--- start TASK DATA ---

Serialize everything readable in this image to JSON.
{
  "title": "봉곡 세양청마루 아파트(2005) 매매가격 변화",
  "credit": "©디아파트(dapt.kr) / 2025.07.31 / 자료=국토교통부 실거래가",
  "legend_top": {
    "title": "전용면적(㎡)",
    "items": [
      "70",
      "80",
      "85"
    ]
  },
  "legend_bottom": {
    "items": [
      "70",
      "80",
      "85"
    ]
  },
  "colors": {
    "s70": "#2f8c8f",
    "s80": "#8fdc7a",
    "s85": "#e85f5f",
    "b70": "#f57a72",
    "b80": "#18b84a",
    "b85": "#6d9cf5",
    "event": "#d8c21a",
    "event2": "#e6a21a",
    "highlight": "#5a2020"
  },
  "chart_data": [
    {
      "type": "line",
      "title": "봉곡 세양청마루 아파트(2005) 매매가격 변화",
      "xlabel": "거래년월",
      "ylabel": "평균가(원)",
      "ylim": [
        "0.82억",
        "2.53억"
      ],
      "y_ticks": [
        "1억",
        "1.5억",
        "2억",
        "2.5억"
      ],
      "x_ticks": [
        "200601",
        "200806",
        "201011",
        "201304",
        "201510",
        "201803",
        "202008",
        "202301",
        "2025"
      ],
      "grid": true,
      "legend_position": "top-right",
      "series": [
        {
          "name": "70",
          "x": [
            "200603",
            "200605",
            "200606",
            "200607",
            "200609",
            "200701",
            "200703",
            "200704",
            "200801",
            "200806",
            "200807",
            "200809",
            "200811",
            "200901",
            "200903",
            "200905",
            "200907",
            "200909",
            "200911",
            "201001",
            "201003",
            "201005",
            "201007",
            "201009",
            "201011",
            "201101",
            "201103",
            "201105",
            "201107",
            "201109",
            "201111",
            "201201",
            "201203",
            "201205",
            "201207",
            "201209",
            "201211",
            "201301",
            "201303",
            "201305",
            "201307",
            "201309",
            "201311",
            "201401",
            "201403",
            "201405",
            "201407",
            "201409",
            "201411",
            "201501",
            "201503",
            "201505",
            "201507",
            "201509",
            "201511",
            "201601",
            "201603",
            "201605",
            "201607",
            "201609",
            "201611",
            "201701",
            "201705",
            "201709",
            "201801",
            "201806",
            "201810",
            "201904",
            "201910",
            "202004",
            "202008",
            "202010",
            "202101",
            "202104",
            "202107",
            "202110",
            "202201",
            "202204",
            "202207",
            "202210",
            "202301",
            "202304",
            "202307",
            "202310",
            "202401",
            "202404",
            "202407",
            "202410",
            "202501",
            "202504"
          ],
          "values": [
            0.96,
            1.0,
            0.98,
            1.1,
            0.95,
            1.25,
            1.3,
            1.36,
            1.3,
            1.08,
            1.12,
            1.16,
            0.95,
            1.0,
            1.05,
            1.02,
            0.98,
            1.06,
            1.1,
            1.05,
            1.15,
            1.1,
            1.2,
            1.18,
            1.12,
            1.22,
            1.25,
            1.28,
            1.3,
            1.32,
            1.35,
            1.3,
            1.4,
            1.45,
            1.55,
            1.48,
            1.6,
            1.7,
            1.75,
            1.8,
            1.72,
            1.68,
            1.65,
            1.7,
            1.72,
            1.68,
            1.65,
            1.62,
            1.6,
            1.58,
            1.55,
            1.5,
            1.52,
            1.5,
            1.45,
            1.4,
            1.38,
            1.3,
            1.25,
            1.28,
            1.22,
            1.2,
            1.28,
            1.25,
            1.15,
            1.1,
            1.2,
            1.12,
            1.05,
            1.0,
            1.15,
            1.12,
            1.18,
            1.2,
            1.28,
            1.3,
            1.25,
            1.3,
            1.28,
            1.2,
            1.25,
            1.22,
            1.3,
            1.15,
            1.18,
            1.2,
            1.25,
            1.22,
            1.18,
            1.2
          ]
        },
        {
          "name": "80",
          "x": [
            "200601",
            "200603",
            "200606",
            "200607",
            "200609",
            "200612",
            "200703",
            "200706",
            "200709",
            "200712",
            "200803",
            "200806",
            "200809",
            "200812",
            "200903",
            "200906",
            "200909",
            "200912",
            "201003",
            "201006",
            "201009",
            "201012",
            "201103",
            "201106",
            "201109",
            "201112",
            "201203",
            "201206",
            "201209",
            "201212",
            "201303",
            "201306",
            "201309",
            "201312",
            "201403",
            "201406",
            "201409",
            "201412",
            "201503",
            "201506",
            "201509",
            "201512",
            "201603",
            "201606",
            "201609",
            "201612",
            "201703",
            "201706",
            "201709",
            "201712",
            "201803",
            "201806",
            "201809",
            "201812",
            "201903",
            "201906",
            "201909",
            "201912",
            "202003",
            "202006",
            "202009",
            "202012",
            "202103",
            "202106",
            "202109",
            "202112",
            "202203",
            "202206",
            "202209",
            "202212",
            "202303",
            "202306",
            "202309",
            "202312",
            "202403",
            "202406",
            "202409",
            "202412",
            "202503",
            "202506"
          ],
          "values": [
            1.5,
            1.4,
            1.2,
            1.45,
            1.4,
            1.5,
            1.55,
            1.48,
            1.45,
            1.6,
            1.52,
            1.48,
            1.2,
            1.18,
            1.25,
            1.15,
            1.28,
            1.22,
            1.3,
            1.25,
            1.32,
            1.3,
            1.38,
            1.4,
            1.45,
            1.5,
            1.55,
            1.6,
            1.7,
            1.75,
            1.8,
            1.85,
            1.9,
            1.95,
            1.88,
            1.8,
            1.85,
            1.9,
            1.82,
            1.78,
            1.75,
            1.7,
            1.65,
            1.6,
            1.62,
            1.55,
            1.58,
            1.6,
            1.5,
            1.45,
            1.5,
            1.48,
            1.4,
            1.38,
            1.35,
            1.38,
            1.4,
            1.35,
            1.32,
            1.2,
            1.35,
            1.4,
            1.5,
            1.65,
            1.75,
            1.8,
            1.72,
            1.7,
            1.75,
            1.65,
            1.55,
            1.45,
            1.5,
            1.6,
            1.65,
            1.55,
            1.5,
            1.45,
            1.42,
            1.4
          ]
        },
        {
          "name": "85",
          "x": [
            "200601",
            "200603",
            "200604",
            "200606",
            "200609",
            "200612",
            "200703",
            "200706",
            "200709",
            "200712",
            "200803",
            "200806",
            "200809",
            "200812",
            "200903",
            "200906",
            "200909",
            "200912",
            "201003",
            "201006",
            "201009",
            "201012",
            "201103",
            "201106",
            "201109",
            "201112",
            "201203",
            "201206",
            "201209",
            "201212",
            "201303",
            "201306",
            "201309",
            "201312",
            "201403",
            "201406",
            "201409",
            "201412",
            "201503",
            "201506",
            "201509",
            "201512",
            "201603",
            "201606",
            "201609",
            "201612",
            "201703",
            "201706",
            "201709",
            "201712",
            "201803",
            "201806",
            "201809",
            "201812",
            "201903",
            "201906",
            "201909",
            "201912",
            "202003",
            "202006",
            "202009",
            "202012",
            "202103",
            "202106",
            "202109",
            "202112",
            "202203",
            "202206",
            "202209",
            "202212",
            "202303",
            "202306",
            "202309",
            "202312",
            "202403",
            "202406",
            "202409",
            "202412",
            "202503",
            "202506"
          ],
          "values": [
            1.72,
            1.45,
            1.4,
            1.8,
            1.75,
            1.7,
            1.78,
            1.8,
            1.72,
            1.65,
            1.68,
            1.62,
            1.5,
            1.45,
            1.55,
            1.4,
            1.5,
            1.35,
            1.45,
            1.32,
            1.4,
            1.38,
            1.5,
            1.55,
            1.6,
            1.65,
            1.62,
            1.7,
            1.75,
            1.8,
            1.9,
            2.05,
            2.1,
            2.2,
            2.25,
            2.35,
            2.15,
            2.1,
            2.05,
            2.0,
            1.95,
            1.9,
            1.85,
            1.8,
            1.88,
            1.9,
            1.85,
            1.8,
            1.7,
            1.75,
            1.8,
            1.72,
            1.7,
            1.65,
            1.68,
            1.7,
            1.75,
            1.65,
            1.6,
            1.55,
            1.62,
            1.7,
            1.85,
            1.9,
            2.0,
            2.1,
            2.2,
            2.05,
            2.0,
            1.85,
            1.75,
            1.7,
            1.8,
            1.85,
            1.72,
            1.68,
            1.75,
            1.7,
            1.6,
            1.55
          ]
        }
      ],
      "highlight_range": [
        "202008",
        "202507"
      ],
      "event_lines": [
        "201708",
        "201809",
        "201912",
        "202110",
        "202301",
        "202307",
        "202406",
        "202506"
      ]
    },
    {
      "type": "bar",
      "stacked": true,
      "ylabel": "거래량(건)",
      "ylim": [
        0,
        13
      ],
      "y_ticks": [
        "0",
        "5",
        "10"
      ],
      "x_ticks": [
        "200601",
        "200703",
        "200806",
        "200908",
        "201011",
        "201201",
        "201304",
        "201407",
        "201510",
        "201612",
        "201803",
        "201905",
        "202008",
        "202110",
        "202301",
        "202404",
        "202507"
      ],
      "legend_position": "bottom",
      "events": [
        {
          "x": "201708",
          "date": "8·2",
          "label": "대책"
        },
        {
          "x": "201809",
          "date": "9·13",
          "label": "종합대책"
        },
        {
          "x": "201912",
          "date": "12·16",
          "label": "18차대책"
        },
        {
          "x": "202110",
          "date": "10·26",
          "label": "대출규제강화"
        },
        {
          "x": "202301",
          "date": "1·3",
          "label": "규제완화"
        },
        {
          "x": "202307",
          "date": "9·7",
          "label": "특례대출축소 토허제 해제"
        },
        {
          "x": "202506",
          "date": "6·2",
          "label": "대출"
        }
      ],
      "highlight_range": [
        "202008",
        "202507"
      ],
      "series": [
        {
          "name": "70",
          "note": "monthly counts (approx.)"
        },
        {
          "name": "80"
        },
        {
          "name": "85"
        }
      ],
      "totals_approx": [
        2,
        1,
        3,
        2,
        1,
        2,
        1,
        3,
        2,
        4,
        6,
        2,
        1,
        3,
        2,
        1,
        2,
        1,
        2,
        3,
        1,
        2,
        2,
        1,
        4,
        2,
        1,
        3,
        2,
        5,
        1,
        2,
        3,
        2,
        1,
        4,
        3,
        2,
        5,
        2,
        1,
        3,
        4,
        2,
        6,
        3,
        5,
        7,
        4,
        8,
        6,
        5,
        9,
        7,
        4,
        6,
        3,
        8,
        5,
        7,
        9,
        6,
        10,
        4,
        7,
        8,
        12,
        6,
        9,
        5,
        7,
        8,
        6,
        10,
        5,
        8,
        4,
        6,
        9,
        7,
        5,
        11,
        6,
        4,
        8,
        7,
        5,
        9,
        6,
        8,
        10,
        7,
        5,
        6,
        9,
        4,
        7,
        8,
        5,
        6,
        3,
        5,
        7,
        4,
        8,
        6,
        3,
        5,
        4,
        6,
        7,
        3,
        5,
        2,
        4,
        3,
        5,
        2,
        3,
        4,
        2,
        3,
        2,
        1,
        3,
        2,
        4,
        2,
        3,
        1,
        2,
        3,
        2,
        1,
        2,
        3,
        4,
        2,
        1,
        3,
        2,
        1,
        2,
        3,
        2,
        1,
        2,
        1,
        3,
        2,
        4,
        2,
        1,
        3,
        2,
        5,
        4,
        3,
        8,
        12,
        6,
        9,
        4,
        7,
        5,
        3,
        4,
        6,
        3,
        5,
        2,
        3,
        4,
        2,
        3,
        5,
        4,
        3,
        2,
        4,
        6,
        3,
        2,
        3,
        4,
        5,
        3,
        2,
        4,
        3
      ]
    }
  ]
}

--- end TASK DATA ---

> WHAT THE EXERCISE ASKS
Identify each line in the records above containing the word "title"; copy those lines.

> ANSWER TO THIS EXERCISE
  "title": "봉곡 세양청마루 아파트(2005) 매매가격 변화",
    "title": "전용면적(㎡)",
      "title": "봉곡 세양청마루 아파트(2005) 매매가격 변화",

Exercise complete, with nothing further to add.